━━━━━ LISTED ENTRIES

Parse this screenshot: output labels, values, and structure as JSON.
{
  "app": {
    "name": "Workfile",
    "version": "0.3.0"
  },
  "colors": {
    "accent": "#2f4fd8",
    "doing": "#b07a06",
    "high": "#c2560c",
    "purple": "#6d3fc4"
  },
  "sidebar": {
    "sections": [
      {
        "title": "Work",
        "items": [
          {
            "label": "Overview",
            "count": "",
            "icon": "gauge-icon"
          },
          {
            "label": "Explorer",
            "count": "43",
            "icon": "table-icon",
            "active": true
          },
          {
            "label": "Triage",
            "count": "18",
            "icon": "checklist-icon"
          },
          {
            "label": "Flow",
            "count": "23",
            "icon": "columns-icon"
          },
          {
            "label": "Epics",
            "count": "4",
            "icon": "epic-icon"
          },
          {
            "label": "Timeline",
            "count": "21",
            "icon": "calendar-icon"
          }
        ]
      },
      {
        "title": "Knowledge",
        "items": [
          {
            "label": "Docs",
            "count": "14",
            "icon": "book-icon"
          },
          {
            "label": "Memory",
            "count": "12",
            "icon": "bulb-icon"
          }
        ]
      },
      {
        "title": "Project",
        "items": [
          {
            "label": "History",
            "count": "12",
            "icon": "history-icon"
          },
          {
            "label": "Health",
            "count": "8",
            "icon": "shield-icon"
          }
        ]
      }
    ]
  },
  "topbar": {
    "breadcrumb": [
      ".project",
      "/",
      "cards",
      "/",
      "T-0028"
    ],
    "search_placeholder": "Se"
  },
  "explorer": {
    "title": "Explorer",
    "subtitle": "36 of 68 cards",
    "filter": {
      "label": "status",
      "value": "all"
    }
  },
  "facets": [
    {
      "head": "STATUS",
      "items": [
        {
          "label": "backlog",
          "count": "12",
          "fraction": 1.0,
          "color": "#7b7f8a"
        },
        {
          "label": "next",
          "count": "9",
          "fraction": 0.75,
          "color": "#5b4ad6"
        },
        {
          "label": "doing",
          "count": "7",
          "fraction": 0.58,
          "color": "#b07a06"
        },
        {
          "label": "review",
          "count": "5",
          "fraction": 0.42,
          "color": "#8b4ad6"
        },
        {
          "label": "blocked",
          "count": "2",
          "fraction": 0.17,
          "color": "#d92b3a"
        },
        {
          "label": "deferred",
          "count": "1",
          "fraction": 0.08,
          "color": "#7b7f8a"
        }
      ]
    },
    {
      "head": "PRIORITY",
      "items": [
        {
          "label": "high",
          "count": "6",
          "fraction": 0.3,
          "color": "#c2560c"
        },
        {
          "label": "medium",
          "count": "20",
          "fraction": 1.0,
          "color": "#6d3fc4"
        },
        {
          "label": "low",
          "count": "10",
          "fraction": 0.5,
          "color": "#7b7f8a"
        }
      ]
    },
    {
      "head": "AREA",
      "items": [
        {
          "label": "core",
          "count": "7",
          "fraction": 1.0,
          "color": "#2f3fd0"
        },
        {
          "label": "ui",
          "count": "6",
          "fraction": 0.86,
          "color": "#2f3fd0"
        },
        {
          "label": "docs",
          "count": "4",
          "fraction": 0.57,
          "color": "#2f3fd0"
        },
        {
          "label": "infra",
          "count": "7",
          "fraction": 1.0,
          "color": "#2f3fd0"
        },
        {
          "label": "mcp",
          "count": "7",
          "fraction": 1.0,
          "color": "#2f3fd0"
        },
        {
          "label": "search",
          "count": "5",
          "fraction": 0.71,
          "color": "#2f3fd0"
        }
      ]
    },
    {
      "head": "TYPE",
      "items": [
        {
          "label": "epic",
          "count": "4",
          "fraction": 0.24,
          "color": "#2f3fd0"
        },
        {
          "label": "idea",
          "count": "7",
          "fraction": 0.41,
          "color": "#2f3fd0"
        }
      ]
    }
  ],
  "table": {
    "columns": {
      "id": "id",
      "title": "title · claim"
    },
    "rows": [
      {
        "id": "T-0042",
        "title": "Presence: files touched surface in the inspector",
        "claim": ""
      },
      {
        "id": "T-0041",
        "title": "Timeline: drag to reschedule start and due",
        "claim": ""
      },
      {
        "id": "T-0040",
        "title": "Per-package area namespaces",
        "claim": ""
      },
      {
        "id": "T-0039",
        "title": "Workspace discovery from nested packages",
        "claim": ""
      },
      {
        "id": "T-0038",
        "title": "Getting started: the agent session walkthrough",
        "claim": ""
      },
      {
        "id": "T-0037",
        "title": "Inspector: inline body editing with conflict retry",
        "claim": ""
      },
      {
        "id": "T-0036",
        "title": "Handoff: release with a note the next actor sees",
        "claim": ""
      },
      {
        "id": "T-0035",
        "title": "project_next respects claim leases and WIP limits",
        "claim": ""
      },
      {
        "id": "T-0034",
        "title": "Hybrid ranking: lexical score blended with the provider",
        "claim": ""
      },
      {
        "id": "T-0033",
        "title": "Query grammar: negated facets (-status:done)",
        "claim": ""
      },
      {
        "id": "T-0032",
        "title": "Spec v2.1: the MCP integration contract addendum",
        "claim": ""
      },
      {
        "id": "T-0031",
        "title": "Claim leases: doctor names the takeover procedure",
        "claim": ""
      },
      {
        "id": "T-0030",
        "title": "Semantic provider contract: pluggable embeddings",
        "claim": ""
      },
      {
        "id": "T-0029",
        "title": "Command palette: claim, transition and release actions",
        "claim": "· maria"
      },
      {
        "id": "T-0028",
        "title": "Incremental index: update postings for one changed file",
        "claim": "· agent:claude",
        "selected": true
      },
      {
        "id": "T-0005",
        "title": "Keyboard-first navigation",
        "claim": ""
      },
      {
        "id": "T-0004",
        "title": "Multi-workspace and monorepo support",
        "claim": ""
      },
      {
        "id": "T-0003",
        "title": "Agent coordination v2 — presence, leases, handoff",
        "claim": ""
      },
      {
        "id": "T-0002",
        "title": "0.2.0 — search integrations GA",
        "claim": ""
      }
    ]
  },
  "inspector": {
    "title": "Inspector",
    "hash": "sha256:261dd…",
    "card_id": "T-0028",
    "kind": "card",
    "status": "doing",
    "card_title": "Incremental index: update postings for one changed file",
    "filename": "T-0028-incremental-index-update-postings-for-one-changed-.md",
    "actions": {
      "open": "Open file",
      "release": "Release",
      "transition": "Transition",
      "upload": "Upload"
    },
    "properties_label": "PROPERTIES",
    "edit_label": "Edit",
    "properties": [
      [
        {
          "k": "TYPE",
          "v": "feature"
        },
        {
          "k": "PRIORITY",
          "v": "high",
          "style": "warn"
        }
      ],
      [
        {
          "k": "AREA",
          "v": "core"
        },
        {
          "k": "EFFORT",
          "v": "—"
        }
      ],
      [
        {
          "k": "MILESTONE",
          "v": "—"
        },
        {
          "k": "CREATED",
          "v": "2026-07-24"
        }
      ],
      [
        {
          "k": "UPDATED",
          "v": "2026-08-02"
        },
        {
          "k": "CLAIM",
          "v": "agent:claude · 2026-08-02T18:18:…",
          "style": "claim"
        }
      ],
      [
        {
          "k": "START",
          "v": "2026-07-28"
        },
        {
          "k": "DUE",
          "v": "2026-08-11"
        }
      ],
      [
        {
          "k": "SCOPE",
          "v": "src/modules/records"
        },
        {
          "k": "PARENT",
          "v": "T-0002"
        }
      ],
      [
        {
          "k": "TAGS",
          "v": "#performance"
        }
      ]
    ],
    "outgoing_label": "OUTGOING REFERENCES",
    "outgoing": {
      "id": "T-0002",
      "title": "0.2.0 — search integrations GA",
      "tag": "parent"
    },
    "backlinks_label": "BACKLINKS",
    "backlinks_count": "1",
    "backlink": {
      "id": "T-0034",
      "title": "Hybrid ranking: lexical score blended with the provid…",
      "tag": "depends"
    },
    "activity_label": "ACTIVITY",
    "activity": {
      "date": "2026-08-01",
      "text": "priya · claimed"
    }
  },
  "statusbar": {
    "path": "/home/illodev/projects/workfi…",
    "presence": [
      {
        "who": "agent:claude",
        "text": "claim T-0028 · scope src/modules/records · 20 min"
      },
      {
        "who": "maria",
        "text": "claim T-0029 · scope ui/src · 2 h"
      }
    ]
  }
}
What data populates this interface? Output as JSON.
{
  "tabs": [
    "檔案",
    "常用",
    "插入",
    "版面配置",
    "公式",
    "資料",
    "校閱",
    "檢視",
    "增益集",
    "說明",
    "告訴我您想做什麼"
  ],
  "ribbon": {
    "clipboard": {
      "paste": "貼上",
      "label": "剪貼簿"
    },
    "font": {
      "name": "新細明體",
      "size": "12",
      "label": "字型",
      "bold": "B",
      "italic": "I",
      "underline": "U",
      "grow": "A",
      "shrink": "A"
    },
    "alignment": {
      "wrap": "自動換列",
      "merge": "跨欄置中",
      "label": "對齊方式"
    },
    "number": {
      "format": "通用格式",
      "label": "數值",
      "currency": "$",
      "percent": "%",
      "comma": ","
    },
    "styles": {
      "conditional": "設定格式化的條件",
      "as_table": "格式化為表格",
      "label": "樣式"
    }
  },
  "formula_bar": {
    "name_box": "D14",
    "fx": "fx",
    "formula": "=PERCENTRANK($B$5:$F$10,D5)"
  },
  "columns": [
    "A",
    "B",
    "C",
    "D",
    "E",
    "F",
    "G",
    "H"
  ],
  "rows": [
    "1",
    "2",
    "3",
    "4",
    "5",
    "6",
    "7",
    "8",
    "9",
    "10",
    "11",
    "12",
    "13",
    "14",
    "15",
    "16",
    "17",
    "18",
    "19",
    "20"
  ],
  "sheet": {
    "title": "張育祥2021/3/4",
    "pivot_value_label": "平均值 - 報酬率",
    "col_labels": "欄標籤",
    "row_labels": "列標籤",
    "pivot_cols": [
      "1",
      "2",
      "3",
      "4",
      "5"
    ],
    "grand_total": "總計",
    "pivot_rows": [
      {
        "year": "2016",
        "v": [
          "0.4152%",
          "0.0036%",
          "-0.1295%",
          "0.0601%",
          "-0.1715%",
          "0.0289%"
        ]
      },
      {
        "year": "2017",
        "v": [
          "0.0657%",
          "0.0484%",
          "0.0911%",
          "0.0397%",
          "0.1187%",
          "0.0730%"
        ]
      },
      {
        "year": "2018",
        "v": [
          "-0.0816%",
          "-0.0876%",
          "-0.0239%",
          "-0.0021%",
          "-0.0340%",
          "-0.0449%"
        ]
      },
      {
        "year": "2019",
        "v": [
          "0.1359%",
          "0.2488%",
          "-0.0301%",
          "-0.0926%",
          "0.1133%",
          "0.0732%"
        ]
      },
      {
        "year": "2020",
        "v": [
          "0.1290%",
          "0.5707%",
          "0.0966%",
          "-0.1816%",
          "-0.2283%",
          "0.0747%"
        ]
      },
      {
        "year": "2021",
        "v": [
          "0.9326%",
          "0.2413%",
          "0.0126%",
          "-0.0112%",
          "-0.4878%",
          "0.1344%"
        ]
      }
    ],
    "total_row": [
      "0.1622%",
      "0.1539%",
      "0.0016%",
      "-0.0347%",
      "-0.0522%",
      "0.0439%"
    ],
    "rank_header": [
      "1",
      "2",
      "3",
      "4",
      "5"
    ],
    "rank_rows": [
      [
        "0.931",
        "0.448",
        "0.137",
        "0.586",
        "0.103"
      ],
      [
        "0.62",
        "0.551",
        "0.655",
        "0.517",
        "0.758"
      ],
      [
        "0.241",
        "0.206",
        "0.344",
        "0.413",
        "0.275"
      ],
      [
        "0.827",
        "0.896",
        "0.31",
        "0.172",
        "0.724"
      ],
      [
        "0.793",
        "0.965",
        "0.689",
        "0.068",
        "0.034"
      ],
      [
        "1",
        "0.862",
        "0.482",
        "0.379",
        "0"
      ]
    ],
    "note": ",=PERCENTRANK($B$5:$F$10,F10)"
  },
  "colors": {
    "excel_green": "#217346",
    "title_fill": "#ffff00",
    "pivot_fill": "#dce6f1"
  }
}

━━━━━━━━━━

Filter the records above and return every line that holds the word "this".

§ COMPLETE RESPONSE
Parse this screenshot: output labels, values, and structure as JSON.
What data populates this interface? Output as JSON.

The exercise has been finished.